*REQUIRED TASK 1:*
Name every choir or performing ensemble mentioned in the forum thread on sacred music.
*REQUIRED TASK 2:*
Write the next post in the forum thread on sacred music, picking up after the final post shown.

*SOURCE:*
================================

# The most beautiful sacred music i heard so far...



## deprofundis

Ockay im speachless since im in a medieval trip, i bought another one of naxos early music serie, name ANIMA MEA ''sacred music of the middle ages'', Cosmedin ensemble perform these works.

Track 1 Ardona thalamum is divine god like , felt bless by god and smile.track 2 is interresting, while some other track are interresting they remain minimalist, but its ockay sound pretty inspiring.

Anybody bought the same record i did and what in the hell is a bowed psalterium because it sound rad 

That about it folks your looking for something retro for prayer or meditation purpose you can't go wrong whit this release.

:tiphat:


----------



## hpowders

Mozart's Ave verum corpus, KV 618.

Four minutes of ecstatic bliss.


----------



## Figleaf

hpowders said:


> Mozart's Ave verum corpus, KV 618.
> 
> Four minutes of ecstatic bliss.


Have you heard this famous version by the Sistine Chapel Choir, back when they still employed castrati?






I don't know about ecstatic bliss (the choir as a whole is a bit ropy) but it's certainly interesting.


----------



## hpowders

Figleaf said:


> Have you heard this famous version by the Sistine Chapel Choir, back when they still employed castrati?
> 
> 
> 
> 
> 
> 
> I don't know about ecstatic bliss (the choir as a whole is a bit ropy) but it's certainly interesting.


No. I have the Choir of St. John's College, Cambridge and their singing is blissful.


----------



## Potiphera




----------



## Isivor

C.Ph.E. Bach - Heilig, heilig ist Gott


----------



## Art Rock

Faure's Requiem for me.


----------



## catherinethegreat21

Panis Angelicus. My Fave Version


----------



## MAS

Mozart's Laudate Dominum
(But, really, there are SO many!)

================================

*RAW RECORDS:*
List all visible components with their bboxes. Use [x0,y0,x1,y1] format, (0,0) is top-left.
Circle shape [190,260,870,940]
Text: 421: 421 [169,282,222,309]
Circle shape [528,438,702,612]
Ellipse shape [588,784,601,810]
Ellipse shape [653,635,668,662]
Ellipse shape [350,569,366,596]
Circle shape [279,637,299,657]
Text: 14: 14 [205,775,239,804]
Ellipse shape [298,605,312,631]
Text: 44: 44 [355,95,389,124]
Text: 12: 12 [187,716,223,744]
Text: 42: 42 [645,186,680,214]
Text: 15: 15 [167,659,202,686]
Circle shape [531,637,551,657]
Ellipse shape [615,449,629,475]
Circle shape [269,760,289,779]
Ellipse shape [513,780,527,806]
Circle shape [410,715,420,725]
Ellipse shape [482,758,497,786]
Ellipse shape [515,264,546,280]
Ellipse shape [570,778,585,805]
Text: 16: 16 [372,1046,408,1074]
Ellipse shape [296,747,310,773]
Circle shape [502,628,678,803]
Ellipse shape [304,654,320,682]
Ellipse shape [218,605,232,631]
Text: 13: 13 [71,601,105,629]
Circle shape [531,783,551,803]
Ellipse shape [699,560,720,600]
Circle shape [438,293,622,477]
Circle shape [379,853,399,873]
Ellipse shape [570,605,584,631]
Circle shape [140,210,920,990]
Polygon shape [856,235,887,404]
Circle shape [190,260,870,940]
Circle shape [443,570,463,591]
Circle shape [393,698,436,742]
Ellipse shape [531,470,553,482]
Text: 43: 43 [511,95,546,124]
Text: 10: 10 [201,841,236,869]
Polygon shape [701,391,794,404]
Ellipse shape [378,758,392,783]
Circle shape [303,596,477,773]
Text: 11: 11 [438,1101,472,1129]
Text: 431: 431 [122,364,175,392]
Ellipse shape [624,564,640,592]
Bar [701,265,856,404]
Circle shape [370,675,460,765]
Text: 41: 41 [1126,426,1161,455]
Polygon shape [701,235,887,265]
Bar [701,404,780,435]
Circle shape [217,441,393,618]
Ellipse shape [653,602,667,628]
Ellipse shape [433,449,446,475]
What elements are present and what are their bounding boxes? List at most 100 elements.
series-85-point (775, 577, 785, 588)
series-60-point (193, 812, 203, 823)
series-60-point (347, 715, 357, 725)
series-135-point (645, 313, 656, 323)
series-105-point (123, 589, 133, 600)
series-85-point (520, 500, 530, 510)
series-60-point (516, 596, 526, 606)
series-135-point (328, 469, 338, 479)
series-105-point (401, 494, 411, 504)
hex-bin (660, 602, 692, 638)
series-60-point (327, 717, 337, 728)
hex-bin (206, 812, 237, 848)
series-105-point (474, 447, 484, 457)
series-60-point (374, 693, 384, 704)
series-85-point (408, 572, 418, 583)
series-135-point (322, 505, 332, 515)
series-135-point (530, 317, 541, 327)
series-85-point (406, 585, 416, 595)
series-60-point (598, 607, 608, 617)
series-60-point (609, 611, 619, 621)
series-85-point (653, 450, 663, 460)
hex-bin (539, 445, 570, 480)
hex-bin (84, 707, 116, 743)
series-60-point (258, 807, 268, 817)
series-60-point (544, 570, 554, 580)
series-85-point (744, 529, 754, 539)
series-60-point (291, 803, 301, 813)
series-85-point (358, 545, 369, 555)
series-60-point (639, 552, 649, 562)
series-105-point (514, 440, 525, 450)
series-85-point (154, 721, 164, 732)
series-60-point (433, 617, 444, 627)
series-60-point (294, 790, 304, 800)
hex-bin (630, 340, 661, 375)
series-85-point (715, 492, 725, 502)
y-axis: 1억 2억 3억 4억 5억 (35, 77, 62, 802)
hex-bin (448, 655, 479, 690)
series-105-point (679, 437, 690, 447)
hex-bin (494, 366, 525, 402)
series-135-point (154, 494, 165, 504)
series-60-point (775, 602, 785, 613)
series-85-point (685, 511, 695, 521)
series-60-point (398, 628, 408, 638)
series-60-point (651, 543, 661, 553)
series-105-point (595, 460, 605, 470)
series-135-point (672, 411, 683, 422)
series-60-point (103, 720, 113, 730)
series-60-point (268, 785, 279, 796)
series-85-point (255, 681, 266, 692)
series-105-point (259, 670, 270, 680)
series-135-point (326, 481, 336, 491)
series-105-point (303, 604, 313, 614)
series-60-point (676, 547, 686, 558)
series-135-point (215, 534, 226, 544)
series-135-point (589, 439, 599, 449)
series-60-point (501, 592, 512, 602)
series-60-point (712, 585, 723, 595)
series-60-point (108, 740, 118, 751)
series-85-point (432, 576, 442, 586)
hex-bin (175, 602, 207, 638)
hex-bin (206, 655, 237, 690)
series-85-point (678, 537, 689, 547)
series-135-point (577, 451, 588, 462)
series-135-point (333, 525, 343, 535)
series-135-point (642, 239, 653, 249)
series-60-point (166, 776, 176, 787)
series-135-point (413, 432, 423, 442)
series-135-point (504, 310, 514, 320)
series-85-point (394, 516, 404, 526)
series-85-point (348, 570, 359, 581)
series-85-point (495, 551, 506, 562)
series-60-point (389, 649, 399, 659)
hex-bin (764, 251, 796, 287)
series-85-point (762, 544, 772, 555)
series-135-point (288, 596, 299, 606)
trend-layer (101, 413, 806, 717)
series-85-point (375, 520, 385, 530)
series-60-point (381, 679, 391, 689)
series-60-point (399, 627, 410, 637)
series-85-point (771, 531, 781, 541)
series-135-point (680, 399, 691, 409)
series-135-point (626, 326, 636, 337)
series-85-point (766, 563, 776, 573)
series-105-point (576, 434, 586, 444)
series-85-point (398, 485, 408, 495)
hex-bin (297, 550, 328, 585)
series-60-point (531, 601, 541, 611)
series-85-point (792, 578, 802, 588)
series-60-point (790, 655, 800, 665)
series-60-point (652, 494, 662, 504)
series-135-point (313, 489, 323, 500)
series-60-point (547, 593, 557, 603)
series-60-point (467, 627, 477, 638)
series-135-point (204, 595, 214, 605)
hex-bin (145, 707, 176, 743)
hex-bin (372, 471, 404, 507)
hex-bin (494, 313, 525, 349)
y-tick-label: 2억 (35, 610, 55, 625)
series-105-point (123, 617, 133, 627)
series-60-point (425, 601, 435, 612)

================================

*EXPECTED ANSWER 1:*
Cosmedin ensemble; Sistine Chapel Choir; Choir of St. John's College, Cambridge

*EXPECTED ANSWER 2:*
----------



## Ilarion

Soul-searching and achingly beautiful music from the pen of Bach:


----------



## trazom

Ilarion said:


> Soul-searching and achingly beautiful music from the pen of Bach:


I agree, and on the subject of the Matthew Passion, which I saw a performance of a couple months ago, the two arias I remember having the most profound emotional effect on me were:






and






and to pick something from my other favorite, Mozart, the Laudate Dominum from his Vesperae de Domenica K321. Not as famous as the one from K.339, but just as beautiful.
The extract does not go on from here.